Given text >>
--------------------------------
I expressed to the therapist that I was already anticipating our next downfall. In June of this year, all of our friends are participating in an adult weekend at a lake house. We did it last year and it was so much fun.

I had already voiced on several occasions that I was not going. I would have a 4 – 6 week old at home and I knew I would not be ready to leave yet. Scott on the other hand has voiced on several occasions that he was going. I have told Scott that if he went, it would be a huge issue. It was not a secret at all how I felt about this situation.

I told the therapist about the many conversations we had about this. She asked if we could compromise.

My initial reaction was, “Fuck no. We cannot compromise.”

But, I knew I had to swallow my pride and listen to what she had to say.

She suggested that maybe he go for one night and then he give me some time off to go do whatever I wanted to do. For me, it just wasn’t that easy, but I could see where she was going with it.

It can’t be all about me and what I want. And I knew that.

For me, it was just a long time for him to be away when I would be a new mother of 3 kids, one of them being 4-6 weeks old.
--------------------------------
Data under study >>

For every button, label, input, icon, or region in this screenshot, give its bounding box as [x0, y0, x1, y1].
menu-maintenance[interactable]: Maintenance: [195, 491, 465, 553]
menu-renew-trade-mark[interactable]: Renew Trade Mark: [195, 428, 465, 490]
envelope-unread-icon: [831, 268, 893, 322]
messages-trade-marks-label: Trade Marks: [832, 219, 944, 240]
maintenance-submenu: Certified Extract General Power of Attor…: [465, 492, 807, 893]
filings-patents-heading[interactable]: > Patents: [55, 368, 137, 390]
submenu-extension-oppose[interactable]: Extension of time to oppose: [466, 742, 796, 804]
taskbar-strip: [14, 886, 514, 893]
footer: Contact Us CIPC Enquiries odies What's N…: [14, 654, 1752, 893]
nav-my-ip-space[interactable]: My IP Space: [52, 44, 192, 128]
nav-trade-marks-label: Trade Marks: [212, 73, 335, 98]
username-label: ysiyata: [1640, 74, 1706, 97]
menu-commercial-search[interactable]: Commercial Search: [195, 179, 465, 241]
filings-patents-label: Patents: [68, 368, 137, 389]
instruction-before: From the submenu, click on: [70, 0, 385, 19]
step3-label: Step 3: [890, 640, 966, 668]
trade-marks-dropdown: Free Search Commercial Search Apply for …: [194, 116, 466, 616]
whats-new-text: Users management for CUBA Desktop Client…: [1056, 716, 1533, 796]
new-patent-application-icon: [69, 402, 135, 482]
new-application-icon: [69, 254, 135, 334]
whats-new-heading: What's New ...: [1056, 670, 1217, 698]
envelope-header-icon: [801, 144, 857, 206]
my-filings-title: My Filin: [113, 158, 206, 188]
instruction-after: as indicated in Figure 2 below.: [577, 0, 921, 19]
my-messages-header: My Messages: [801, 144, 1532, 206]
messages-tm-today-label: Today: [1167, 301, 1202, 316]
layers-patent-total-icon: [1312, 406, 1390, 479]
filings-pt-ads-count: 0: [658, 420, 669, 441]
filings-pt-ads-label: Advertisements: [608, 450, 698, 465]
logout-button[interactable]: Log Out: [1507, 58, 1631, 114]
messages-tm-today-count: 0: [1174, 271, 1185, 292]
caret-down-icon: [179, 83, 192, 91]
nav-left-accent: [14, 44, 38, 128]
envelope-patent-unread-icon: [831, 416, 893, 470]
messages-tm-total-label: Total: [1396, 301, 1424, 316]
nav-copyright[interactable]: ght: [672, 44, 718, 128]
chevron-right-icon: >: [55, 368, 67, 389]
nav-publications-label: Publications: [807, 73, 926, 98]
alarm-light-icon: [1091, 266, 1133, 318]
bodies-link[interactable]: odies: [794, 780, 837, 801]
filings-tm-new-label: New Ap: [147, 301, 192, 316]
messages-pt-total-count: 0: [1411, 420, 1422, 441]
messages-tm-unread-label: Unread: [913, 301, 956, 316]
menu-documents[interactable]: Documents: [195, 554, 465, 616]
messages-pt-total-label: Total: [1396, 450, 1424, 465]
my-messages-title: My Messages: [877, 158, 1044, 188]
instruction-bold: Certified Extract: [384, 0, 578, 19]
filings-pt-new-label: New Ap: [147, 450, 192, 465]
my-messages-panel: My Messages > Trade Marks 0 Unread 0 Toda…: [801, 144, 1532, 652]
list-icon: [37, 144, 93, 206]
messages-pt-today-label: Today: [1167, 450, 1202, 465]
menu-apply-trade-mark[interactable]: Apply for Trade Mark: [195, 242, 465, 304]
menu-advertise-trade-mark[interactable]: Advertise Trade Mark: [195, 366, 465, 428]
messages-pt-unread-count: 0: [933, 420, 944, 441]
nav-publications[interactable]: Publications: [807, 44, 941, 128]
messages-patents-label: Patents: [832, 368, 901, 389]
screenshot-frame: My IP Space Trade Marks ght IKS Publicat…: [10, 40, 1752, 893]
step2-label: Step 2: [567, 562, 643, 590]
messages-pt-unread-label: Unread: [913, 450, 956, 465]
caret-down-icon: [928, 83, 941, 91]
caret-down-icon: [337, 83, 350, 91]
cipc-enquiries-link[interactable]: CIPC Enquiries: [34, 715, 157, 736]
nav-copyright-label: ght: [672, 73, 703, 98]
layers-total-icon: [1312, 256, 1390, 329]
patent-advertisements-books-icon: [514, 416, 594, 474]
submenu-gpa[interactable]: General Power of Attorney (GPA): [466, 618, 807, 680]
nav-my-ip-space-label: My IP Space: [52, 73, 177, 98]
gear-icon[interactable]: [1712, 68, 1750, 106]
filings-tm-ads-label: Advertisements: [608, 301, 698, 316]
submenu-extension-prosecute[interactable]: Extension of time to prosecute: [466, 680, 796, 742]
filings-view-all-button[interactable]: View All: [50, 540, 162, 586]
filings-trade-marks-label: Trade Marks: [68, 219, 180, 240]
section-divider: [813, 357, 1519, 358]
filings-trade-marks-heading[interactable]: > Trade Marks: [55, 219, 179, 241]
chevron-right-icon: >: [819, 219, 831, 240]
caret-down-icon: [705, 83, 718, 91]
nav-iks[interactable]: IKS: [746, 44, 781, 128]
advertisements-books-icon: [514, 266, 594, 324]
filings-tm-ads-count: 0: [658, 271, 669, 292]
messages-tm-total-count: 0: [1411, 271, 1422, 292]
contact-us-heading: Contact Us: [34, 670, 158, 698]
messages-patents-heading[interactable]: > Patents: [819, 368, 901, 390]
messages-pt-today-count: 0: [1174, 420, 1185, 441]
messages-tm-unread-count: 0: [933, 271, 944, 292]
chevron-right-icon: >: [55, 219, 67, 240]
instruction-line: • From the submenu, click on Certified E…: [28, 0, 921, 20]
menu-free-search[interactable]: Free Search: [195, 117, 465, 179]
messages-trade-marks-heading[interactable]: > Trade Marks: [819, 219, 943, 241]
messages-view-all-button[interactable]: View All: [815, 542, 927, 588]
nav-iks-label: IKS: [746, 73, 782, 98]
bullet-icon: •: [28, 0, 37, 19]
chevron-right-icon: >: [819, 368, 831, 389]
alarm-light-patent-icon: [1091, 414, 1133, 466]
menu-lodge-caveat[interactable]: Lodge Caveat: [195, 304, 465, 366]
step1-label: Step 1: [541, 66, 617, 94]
--------------------------------
Exercise instructions >> Duplicate the part of the therapy text between "I told the therapist" and "going with it.", inclusive.

Response to this task >>
I told the therapist about the many conversations we had about this. She asked if we could compromise.

My initial reaction was, “Fuck no. We cannot compromise.”

But, I knew I had to swallow my pride and listen to what she had to say.

She suggested that maybe he go for one night and then he give me some time off to go do whatever I wanted to do. For me, it just wasn’t that easy, but I could see where she was going with it.